_PROBLEM REQUIREMENTS:_ Copy, word for word, everything in the passage on rheumatoid arthritis and cardiovascular risk from "Given the elevated" down to "significant CVD benefit.".

_EXCERPTED TEXT:_
Cigarette smoking is considered one of the strongest environmental risk factors for RA incidence and progression, particularly in genetically predisposed individuals[45]. In RA patients, cigarette smoking is associated with anti-citrullinated peptide antibody production and increases the risk of joint erosions and extra-articular manifestations[46]. In seropositive RA males, cigarette smoking is associated with increased disease severity [47]. However in a population-based incidence cohort of subjects with RA, cigarette smoking imparted less risk for the development of CVD in RA patients compared to the non-RA group[10].

Smoking cessation should be emphasized in RA patients, particularly to improve disease activity but also given the probable CVD benefit.

Body Mass Index (BMI)

While obesity is a well-documented traditional CVD risk factor in the population, low BMI is also shown to be associated with increased risk of death due to CVD in RA patients[48, 17]. Although it remains unclear whether individuals with RA have an elevated BMI compared to the general population[49], obese patients with RA tend to have worse disease activity and a significantly elevated CVD risk[50,51]. Rheumatoid cachexia may be equally important [52], although a recent small observational prospective study did not demonstrate low BMI to be a significant predictor of new CV events [39*].

Given the elevated CVD risk, regular monitoring of BMI and encouragement of healthy diet and regular exercise for RA patients is likely to be of significant CVD benefit.

Does Treatment of RA Modulate Cardiovascular Risk?

Based on the accumulating evidence of an increased association of systemic inflammation with increased CVD risk [39*, 5355, 56*, 57, 58*, 59], the implication is that better control of disease activity in RA patients will result in improved CVD outcomes. However, it is not currently known whether the relationship between systemic inflammation and CVD risk is causal or simply an association. To date, no randomized controlled trial has directly evaluated whether anti-inflammatory agents reduce CVD event rates, in either RA or the general population. While a number of studies have evaluated the effects of whether effective treatment of RA improves cardiovascular outcome, these studies are conflicted and are unfortunately limited by study design and a low number of events. In this section, we attempt to highlight the most recent literature focusing on how individual treatment options may specifically modulate active inflammation and CVD risk factors in RA patients.

Non-steroidal anti-inflammatory drugs (NSAIDs)

The relationship of NSAIDs to cardiovascular morbidity and mortality in RA patients remains controversial. Several earlier clinical trials demonstrated a higher risk of adverse CVD outcomes for patients treated with selective COX2 inhibitors compared to placebo[6063]. Epidemiological studies of CVD outcomes in large population-based groups have also suggested increased toxicity of non-selective NSAIDs[6466]. Subgroup analyses demonstrated that factors such as age>80 years, hypertension, prior CV events, presence of RA or COPD may identify patients at high risk[67]. However, little data exists regarding the CVD safety of NSAID use in cohorts of patients with chronic inflammatory disease. A previous meta-analysis of nine randomized controlled trials in patients with osteoarthritis and RA found that use of non-selective NSAIDs, compared to placebo, had no significant effect on CVD events in these patients [68]. Similar results from a primary care-based inception cohort of patients with inflammatory polyarthritis showed that NSAID use does not appear to be associated with increased cardiovascular disease or all-cause mortality[69]. While there are conflicting data regarding these agents’ safety in RA, one should employ similar caution regarding use of NSAIDs in RA patients as with the general population.

_GIVEN INFORMATION:_
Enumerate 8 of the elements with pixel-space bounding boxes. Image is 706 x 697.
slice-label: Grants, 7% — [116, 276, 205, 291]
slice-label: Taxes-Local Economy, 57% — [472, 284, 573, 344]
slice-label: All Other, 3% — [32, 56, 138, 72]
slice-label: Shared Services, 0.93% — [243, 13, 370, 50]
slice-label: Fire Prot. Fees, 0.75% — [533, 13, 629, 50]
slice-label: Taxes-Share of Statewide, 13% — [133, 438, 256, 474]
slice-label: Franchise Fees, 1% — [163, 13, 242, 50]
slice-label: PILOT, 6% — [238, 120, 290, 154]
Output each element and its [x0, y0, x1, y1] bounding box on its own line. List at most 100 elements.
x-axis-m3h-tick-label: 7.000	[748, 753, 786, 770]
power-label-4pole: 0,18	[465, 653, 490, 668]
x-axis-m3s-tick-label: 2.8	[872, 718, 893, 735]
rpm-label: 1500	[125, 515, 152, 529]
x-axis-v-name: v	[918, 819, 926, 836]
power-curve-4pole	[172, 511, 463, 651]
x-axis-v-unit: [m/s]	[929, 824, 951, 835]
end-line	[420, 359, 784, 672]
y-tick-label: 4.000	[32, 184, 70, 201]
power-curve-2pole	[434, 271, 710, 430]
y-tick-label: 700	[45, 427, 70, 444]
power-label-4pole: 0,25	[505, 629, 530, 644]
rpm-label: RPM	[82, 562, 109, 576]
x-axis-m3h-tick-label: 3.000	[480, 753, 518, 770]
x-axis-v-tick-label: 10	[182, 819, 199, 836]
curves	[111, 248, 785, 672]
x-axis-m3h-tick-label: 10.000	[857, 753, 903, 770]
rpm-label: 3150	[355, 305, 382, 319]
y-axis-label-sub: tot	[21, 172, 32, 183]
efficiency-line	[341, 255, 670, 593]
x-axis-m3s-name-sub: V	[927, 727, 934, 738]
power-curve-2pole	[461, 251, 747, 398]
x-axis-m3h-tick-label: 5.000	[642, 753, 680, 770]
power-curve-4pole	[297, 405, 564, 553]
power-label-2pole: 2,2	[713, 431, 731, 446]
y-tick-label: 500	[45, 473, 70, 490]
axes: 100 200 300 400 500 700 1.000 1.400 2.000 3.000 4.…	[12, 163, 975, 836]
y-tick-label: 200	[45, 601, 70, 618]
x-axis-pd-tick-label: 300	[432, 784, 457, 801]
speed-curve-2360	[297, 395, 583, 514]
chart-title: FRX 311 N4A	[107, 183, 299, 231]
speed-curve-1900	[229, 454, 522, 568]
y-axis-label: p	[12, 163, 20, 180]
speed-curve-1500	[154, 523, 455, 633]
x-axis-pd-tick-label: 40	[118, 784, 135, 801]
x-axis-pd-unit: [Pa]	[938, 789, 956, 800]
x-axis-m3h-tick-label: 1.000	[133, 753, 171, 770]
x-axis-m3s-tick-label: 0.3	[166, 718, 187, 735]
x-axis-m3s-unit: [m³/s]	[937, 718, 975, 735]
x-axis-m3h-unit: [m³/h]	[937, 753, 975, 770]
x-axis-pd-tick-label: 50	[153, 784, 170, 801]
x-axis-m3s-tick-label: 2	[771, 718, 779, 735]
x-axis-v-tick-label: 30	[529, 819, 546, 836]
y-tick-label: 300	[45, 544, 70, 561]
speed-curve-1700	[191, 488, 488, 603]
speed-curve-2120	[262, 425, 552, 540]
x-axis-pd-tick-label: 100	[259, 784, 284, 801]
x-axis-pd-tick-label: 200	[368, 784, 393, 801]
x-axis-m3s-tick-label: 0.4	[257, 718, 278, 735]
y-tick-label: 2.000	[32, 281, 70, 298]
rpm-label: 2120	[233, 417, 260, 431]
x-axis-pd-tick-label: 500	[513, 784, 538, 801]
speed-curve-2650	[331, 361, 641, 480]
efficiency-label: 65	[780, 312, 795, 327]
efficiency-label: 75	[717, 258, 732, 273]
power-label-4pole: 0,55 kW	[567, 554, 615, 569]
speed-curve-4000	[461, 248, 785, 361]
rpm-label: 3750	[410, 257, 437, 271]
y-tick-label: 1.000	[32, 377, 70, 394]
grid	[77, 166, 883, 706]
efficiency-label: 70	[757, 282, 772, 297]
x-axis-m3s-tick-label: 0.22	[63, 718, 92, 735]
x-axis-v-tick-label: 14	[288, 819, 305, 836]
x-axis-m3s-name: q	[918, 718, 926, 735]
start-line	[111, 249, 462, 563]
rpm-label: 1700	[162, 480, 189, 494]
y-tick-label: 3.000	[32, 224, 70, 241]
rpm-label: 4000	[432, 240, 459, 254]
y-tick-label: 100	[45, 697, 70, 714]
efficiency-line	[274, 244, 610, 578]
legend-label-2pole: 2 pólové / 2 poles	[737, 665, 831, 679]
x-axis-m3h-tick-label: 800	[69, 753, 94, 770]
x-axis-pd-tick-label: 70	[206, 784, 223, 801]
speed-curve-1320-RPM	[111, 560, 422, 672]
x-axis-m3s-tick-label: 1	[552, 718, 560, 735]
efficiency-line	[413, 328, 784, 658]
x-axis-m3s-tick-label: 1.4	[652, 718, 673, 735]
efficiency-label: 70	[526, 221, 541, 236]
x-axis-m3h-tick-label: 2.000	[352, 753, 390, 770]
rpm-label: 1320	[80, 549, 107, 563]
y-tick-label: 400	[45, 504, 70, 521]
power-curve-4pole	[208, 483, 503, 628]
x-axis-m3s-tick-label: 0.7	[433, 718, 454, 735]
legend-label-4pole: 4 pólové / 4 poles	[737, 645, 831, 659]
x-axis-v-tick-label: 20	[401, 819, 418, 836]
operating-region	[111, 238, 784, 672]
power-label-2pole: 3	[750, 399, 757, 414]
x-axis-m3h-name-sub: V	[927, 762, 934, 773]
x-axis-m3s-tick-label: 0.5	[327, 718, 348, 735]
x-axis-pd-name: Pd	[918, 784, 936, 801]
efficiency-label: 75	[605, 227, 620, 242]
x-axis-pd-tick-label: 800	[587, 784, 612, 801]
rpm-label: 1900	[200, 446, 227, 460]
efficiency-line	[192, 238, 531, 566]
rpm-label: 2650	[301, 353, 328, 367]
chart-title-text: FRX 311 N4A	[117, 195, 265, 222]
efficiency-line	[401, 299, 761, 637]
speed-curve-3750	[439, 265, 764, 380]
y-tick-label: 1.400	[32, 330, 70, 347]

_RESPONSE TO THE EXERCISE:_
Given the elevated CVD risk, regular monitoring of BMI and encouragement of healthy diet and regular exercise for RA patients is likely to be of significant CVD benefit.